---- Records supplied
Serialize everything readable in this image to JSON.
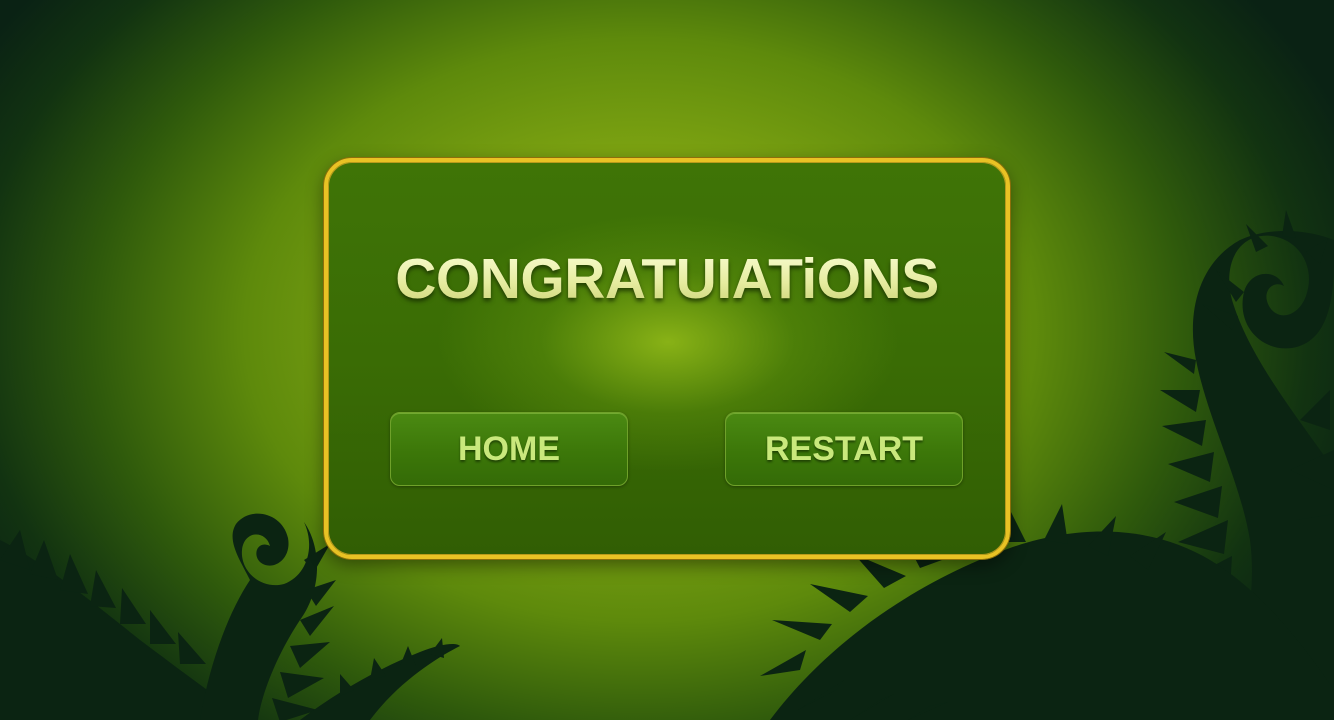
{
  "dialog": {
    "title": "CONGRATUIATiONS",
    "buttons": {
      "home_label": "HOME",
      "restart_label": "RESTART"
    }
  },
  "colors": {
    "background_center": "#8fb515",
    "background_edge": "#0a2214",
    "dialog_fill": "#3a6c05",
    "dialog_border": "#e9c224",
    "title_text": "#e8efa8",
    "button_text": "#c9e87c",
    "foliage": "#0b2412"
  },
  "icons": {
    "left_fern": "fern-silhouette",
    "right_fern": "fern-silhouette"
  }
}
--------
## Written problem
Set down every record once more, word for word, without pictures.

## Worked solution
Serialize everything readable in this image to JSON.
{
  "dialog": {
    "title": "CONGRATUIATiONS",
    "buttons": {
      "home_label": "HOME",
      "restart_label": "RESTART"
    }
  },
  "colors": {
    "background_center": "#8fb515",
    "background_edge": "#0a2214",
    "dialog_fill": "#3a6c05",
    "dialog_border": "#e9c224",
    "title_text": "#e8efa8",
    "button_text": "#c9e87c",
    "foliage": "#0b2412"
  },
  "icons": {
    "left_fern": "fern-silhouette",
    "right_fern": "fern-silhouette"
  }
}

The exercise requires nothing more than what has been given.